* _Your task_
Output every line of the material exactly, omitting images.

>> start Listed records

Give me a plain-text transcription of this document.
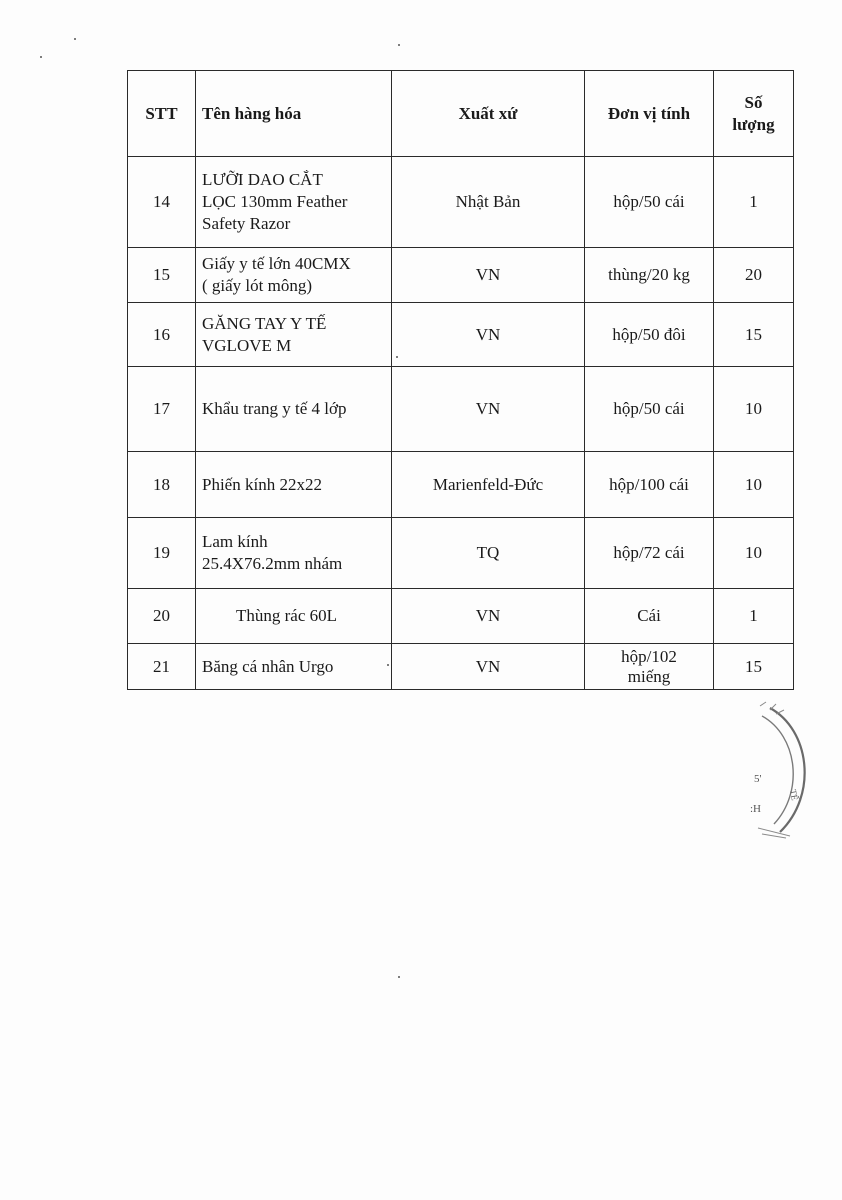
STT	Tên hàng hóa	Xuất xứ	Đơn vị tính	Số
lượng

14	LƯỠI DAO CẮT
LỌC 130mm Feather
Safety Razor	Nhật Bản	hộp/50 cái	1
15	Giấy y tế lớn 40CMX
( giấy lót mông)	VN	thùng/20 kg	20
16	GĂNG TAY Y TẾ
VGLOVE M	VN	hộp/50 đôi	15
17	Khẩu trang y tế 4 lớp	VN	hộp/50 cái	10
18	Phiến kính 22x22	Marienfeld-Đức	hộp/100 cái	10
19	Lam kính
25.4X76.2mm nhám	TQ	hộp/72 cái	10
20	Thùng rác 60L	VN	Cái	1
21	Băng cá nhân Urgo	VN	hộp/102
miếng	15
5'
:H
TẾ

>> end Listed records

* _The response_
Give me a plain-text transcription of this document.
STT	Tên hàng hóa	Xuất xứ	Đơn vị tính	Số
lượng

14	LƯỠI DAO CẮT
LỌC 130mm Feather
Safety Razor	Nhật Bản	hộp/50 cái	1
15	Giấy y tế lớn 40CMX
( giấy lót mông)	VN	thùng/20 kg	20
16	GĂNG TAY Y TẾ
VGLOVE M	VN	hộp/50 đôi	15
17	Khẩu trang y tế 4 lớp	VN	hộp/50 cái	10
18	Phiến kính 22x22	Marienfeld-Đức	hộp/100 cái	10
19	Lam kính
25.4X76.2mm nhám	TQ	hộp/72 cái	10
20	Thùng rác 60L	VN	Cái	1
21	Băng cá nhân Urgo	VN	hộp/102
miếng	15
5'
:H
TẾ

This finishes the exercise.